Stated task
Check each line of the material. Copy those containing "perlu".
** Start Task input **
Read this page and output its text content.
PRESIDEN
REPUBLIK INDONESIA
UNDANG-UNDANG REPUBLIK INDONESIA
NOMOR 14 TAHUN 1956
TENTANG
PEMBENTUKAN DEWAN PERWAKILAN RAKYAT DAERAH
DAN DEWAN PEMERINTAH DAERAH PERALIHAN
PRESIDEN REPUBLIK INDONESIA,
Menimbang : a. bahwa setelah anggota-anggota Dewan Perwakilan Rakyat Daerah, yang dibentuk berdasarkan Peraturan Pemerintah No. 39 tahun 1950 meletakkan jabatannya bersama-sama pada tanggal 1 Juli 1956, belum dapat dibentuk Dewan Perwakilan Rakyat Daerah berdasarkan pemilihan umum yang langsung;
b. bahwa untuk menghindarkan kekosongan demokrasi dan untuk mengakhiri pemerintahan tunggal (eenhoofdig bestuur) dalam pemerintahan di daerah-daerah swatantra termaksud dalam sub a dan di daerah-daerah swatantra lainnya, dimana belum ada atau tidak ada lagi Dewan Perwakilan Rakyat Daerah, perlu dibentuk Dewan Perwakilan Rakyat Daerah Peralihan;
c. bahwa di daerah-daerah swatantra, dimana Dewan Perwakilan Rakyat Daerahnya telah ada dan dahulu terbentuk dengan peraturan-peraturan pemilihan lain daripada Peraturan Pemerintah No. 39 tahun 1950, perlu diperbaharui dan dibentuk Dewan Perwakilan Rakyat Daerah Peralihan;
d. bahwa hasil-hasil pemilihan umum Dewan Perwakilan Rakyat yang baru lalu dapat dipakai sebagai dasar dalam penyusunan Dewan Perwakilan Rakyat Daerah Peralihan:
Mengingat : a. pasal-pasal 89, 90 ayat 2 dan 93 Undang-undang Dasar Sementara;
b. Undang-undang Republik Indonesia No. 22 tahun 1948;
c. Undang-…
** End Task input **
Result of the task
b. bahwa untuk menghindarkan kekosongan demokrasi dan untuk mengakhiri pemerintahan tunggal (eenhoofdig bestuur) dalam pemerintahan di daerah-daerah swatantra termaksud dalam sub a dan di daerah-daerah swatantra lainnya, dimana belum ada atau tidak ada lagi Dewan Perwakilan Rakyat Daerah, perlu dibentuk Dewan Perwakilan Rakyat Daerah Peralihan;
c. bahwa di daerah-daerah swatantra, dimana Dewan Perwakilan Rakyat Daerahnya telah ada dan dahulu terbentuk dengan peraturan-peraturan pemilihan lain daripada Peraturan Pemerintah No. 39 tahun 1950, perlu diperbaharui dan dibentuk Dewan Perwakilan Rakyat Daerah Peralihan;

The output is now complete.